[Task requirements]: Restate the material word for word and leave out anything that is a picture.

[Records supplied]:

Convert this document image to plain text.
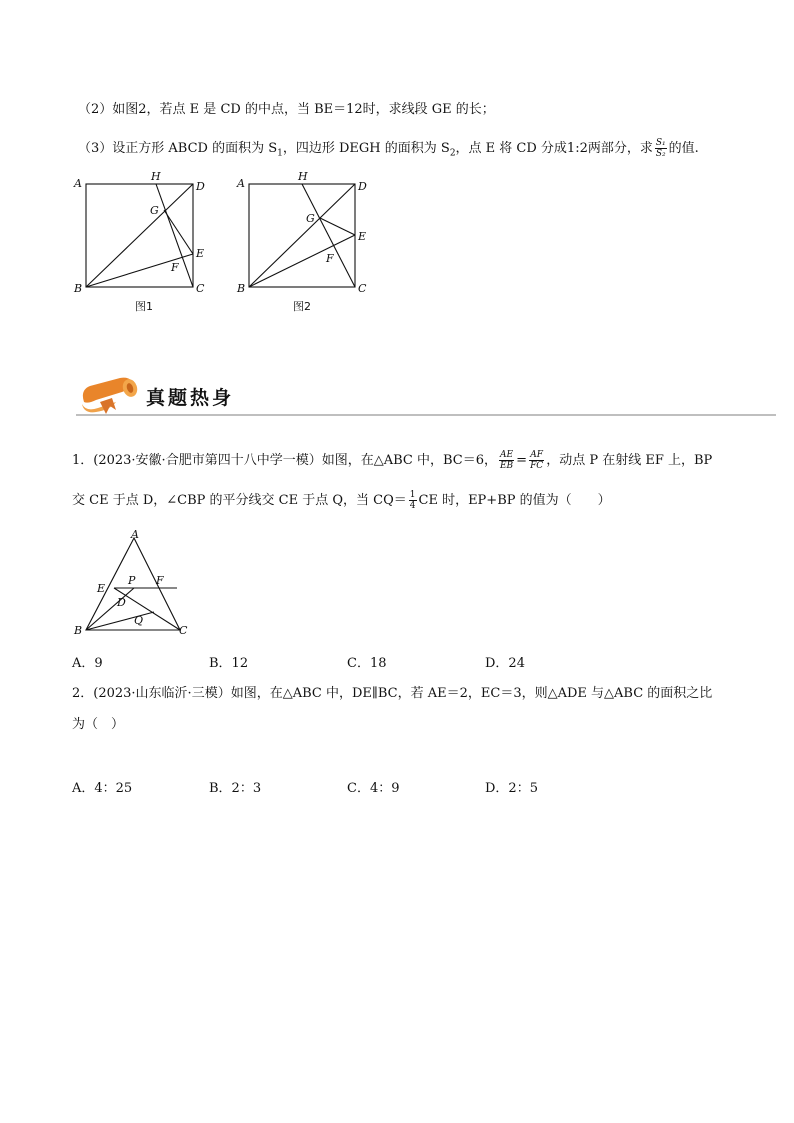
（2）如图2，若点 E 是 CD 的中点，当 BE＝12时，求线段 GE 的长；
（3）设正方形 ABCD 的面积为 $S_1$，四边形 DEGH 的面积为 $S_2$，点 E 将 CD 分成1:2两部分，求 $\frac{\text{S₁}}{\text{S₂}}$ 的值.
A
H
D
G
E
F
B	C
图1
A
H
D
G
E
F
B	C
图2
真题热身
1．(2023·安徽·合肥市第四十八中学一模）如图，在△ABC 中，BC＝6， $\frac{AE}{EB} = \frac{AF}{FC}$ ，动点 P 在射线 EF 上，BP
交 CE 于点 D，∠CBP 的平分线交 CE 于点 Q，当 $CQ= \frac{1}{4}$ CE 时，EP+BP 的值为（　　）
A
E
P F
D
Q
B	C
A．9	B．12	C．18	D．24
2．(2023·山东临沂·三模）如图，在△ABC 中，DE∥BC，若 AE＝2，EC＝3，则△ADE 与△ABC 的面积之比
为（　）
A．4：25	B．2：3	C．4：9	D．2：5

[Output below]:
Convert this document image to plain text.
（2）如图2，若点 E 是 CD 的中点，当 BE＝12时，求线段 GE 的长；
（3）设正方形 ABCD 的面积为 $S_1$，四边形 DEGH 的面积为 $S_2$，点 E 将 CD 分成1:2两部分，求 $\frac{\text{S₁}}{\text{S₂}}$ 的值.
A
H
D
G
E
F
B	C
图1
A
H
D
G
E
F
B	C
图2
真题热身
1．(2023·安徽·合肥市第四十八中学一模）如图，在△ABC 中，BC＝6， $\frac{AE}{EB} = \frac{AF}{FC}$ ，动点 P 在射线 EF 上，BP
交 CE 于点 D，∠CBP 的平分线交 CE 于点 Q，当 $CQ= \frac{1}{4}$ CE 时，EP+BP 的值为（　　）
A
E
P F
D
Q
B	C
A．9	B．12	C．18	D．24
2．(2023·山东临沂·三模）如图，在△ABC 中，DE∥BC，若 AE＝2，EC＝3，则△ADE 与△ABC 的面积之比
为（　）
A．4：25	B．2：3	C．4：9	D．2：5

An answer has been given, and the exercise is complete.